• Instructions to follow: Pull every line of the entries that has the word "name".

═══ Exercise data ═══

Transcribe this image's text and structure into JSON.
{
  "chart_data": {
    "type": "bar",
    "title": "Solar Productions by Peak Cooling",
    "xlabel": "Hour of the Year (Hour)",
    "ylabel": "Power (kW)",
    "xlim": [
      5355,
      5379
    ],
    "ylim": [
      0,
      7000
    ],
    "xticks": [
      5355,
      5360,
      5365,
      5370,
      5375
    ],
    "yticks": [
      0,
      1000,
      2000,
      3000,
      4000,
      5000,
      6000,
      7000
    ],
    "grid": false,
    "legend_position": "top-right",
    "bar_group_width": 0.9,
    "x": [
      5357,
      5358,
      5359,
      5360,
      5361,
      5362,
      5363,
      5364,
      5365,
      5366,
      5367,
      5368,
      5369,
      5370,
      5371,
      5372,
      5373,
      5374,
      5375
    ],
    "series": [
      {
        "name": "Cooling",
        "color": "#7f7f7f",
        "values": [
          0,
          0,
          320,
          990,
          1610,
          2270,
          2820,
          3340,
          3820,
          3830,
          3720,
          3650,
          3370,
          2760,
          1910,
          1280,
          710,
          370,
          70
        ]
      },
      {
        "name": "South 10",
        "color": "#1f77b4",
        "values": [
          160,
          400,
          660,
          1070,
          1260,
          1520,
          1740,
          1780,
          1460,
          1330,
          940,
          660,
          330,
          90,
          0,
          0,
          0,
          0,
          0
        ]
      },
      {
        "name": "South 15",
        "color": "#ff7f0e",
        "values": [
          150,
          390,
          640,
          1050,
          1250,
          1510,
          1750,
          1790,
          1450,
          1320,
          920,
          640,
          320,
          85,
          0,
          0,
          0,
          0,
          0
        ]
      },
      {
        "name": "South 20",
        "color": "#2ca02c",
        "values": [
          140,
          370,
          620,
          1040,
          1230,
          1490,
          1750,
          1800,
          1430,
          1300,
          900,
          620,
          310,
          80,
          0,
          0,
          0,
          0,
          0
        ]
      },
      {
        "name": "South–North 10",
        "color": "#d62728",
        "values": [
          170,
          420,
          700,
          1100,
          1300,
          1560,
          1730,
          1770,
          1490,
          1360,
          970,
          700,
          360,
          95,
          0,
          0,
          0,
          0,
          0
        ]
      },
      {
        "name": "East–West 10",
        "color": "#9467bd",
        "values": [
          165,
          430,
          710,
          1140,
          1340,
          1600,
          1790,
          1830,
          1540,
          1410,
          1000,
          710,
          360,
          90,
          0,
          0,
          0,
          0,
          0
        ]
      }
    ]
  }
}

═══

• Solution for this exercise:
        "name": "Cooling",
        "name": "South 10",
        "name": "South 15",
        "name": "South 20",
        "name": "South–North 10",
        "name": "East–West 10",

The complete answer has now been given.